_GIVEN TASK_: Copy the data precisely, character for character, and leave out every picture.
____ EXERCISE DATA
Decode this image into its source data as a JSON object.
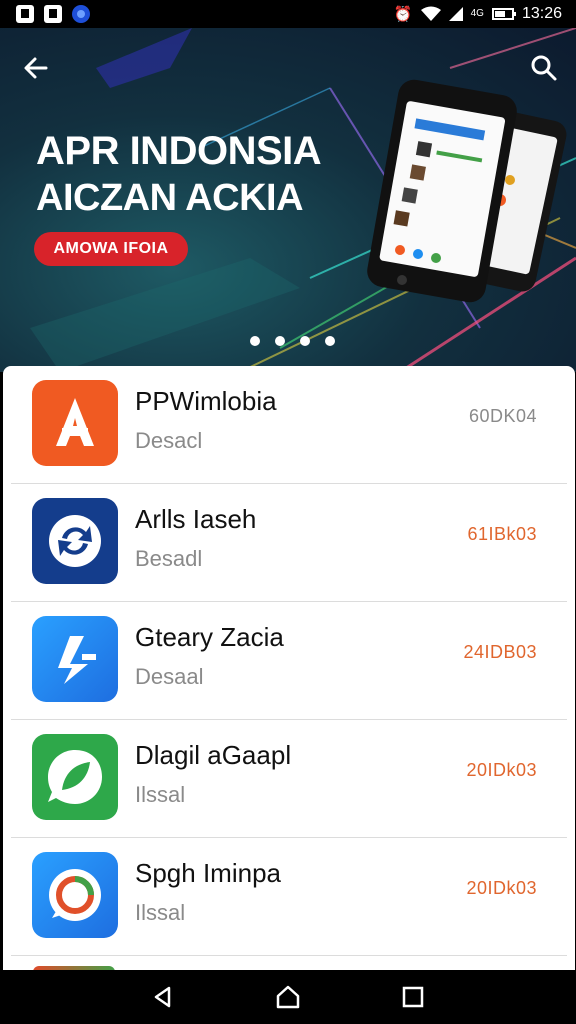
{
  "status_bar": {
    "time": "13:26",
    "network_text": "4G",
    "notification_icons": [
      "photo-icon",
      "photo-icon",
      "app-icon"
    ],
    "system_icons": [
      "alarm-icon",
      "wifi-icon",
      "signal-icon",
      "battery-icon"
    ]
  },
  "banner": {
    "title": "APR INDONSIA",
    "subtitle": "AICZAN ACKIA",
    "cta_label": "AMOWA IFOIA",
    "page_indicator_count": 4
  },
  "apps": [
    {
      "name": "PPWimlobia",
      "status": "Desacl",
      "size": "60DK04",
      "icon": "a-letter-icon",
      "color": "#f05a22"
    },
    {
      "name": "Arlls Iaseh",
      "status": "Besadl",
      "size": "61IBk03",
      "icon": "sync-circle-icon",
      "color": "#143d8c"
    },
    {
      "name": "Gteary Zacia",
      "status": "Desaal",
      "size": "24IDB03",
      "icon": "bolt-letter-icon",
      "color": "#1e8ef0"
    },
    {
      "name": "Dlagil aGaapl",
      "status": "Ilssal",
      "size": "20IDk03",
      "icon": "leaf-chat-icon",
      "color": "#2ea84a"
    },
    {
      "name": "Spgh Iminpa",
      "status": "Ilssal",
      "size": "20IDk03",
      "icon": "swirl-chat-icon",
      "color": "#1e8ef0"
    }
  ],
  "navigation": {
    "back": "back-triangle-icon",
    "home": "home-icon",
    "recents": "recents-square-icon"
  }
}
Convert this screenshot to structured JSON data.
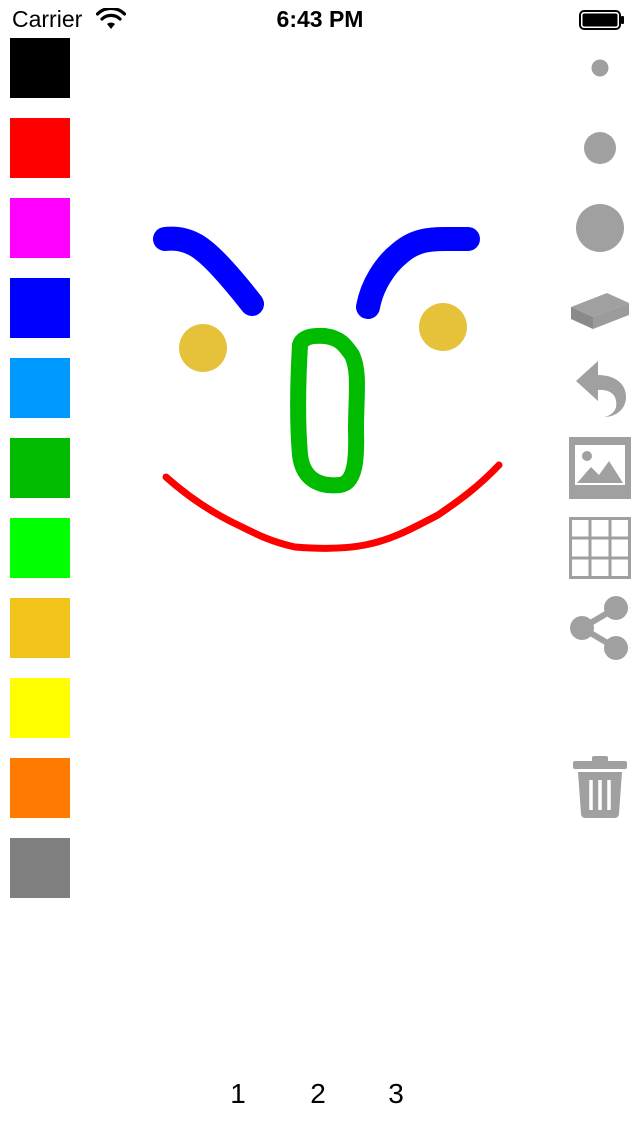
{
  "status_bar": {
    "carrier": "Carrier",
    "time": "6:43 PM"
  },
  "palette": {
    "colors": [
      {
        "name": "black",
        "hex": "#000000"
      },
      {
        "name": "red",
        "hex": "#ff0000"
      },
      {
        "name": "magenta",
        "hex": "#ff00ff"
      },
      {
        "name": "blue",
        "hex": "#0000ff"
      },
      {
        "name": "sky-blue",
        "hex": "#0099ff"
      },
      {
        "name": "green",
        "hex": "#00bb00"
      },
      {
        "name": "lime",
        "hex": "#00ff00"
      },
      {
        "name": "gold",
        "hex": "#f2c31b"
      },
      {
        "name": "yellow",
        "hex": "#ffff00"
      },
      {
        "name": "orange",
        "hex": "#ff7a00"
      },
      {
        "name": "gray",
        "hex": "#808080"
      }
    ]
  },
  "toolbar": {
    "icon_color": "#a0a0a0",
    "tools": [
      "brush-small-icon",
      "brush-medium-icon",
      "brush-large-icon",
      "eraser-icon",
      "undo-icon",
      "image-icon",
      "grid-icon",
      "share-icon",
      "trash-icon"
    ]
  },
  "drawing": {
    "stroke_colors": {
      "eyebrows": "#0000ff",
      "cheeks": "#e6c23a",
      "nose": "#00bb00",
      "mouth": "#ff0000"
    }
  },
  "pages": [
    "1",
    "2",
    "3"
  ]
}
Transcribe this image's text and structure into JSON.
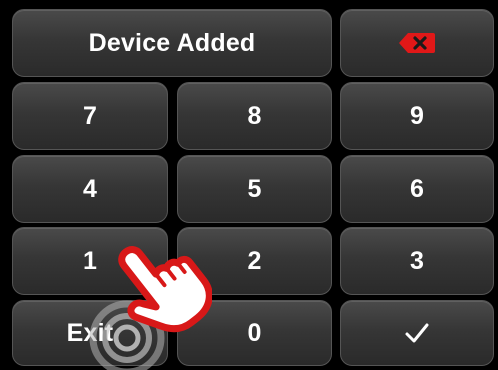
{
  "display": {
    "status_text": "Device Added"
  },
  "keys": {
    "backspace_icon": "backspace-icon",
    "k7": "7",
    "k8": "8",
    "k9": "9",
    "k4": "4",
    "k5": "5",
    "k6": "6",
    "k1": "1",
    "k2": "2",
    "k3": "3",
    "exit": "Exit",
    "k0": "0",
    "confirm": "✓"
  },
  "colors": {
    "key_background": "#363636",
    "backspace_accent": "#e01818",
    "hand_accent": "#d81818",
    "background": "#000000"
  }
}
________
_OUTPUT FOR THIS TASK_:
Decode this image into its source data as a JSON object.
{
  "status_bar": {
    "time": "13:26",
    "network_text": "4G",
    "notification_icons": [
      "photo-icon",
      "photo-icon",
      "app-icon"
    ],
    "system_icons": [
      "alarm-icon",
      "wifi-icon",
      "signal-icon",
      "battery-icon"
    ]
  },
  "banner": {
    "title": "APR INDONSIA",
    "subtitle": "AICZAN ACKIA",
    "cta_label": "AMOWA IFOIA",
    "page_indicator_count": 4
  },
  "apps": [
    {
      "name": "PPWimlobia",
      "status": "Desacl",
      "size": "60DK04",
      "icon": "a-letter-icon",
      "color": "#f05a22"
    },
    {
      "name": "Arlls Iaseh",
      "status": "Besadl",
      "size": "61IBk03",
      "icon": "sync-circle-icon",
      "color": "#143d8c"
    },
    {
      "name": "Gteary Zacia",
      "status": "Desaal",
      "size": "24IDB03",
      "icon": "bolt-letter-icon",
      "color": "#1e8ef0"
    },
    {
      "name": "Dlagil aGaapl",
      "status": "Ilssal",
      "size": "20IDk03",
      "icon": "leaf-chat-icon",
      "color": "#2ea84a"
    },
    {
      "name": "Spgh Iminpa",
      "status": "Ilssal",
      "size": "20IDk03",
      "icon": "swirl-chat-icon",
      "color": "#1e8ef0"
    }
  ],
  "navigation": {
    "back": "back-triangle-icon",
    "home": "home-icon",
    "recents": "recents-square-icon"
  }
}
Convert this screenshot to structured JSON data.
{
  "status_bar": {
    "carrier": "Carrier",
    "time": "6:43 PM"
  },
  "palette": {
    "colors": [
      {
        "name": "black",
        "hex": "#000000"
      },
      {
        "name": "red",
        "hex": "#ff0000"
      },
      {
        "name": "magenta",
        "hex": "#ff00ff"
      },
      {
        "name": "blue",
        "hex": "#0000ff"
      },
      {
        "name": "sky-blue",
        "hex": "#0099ff"
      },
      {
        "name": "green",
        "hex": "#00bb00"
      },
      {
        "name": "lime",
        "hex": "#00ff00"
      },
      {
        "name": "gold",
        "hex": "#f2c31b"
      },
      {
        "name": "yellow",
        "hex": "#ffff00"
      },
      {
        "name": "orange",
        "hex": "#ff7a00"
      },
      {
        "name": "gray",
        "hex": "#808080"
      }
    ]
  },
  "toolbar": {
    "icon_color": "#a0a0a0",
    "tools": [
      "brush-small-icon",
      "brush-medium-icon",
      "brush-large-icon",
      "eraser-icon",
      "undo-icon",
      "image-icon",
      "grid-icon",
      "share-icon",
      "trash-icon"
    ]
  },
  "drawing": {
    "stroke_colors": {
      "eyebrows": "#0000ff",
      "cheeks": "#e6c23a",
      "nose": "#00bb00",
      "mouth": "#ff0000"
    }
  },
  "pages": [
    "1",
    "2",
    "3"
  ]
}
Transcribe this image's text and structure into JSON.
{
  "display": {
    "status_text": "Device Added"
  },
  "keys": {
    "backspace_icon": "backspace-icon",
    "k7": "7",
    "k8": "8",
    "k9": "9",
    "k4": "4",
    "k5": "5",
    "k6": "6",
    "k1": "1",
    "k2": "2",
    "k3": "3",
    "exit": "Exit",
    "k0": "0",
    "confirm": "✓"
  },
  "colors": {
    "key_background": "#363636",
    "backspace_accent": "#e01818",
    "hand_accent": "#d81818",
    "background": "#000000"
  }
}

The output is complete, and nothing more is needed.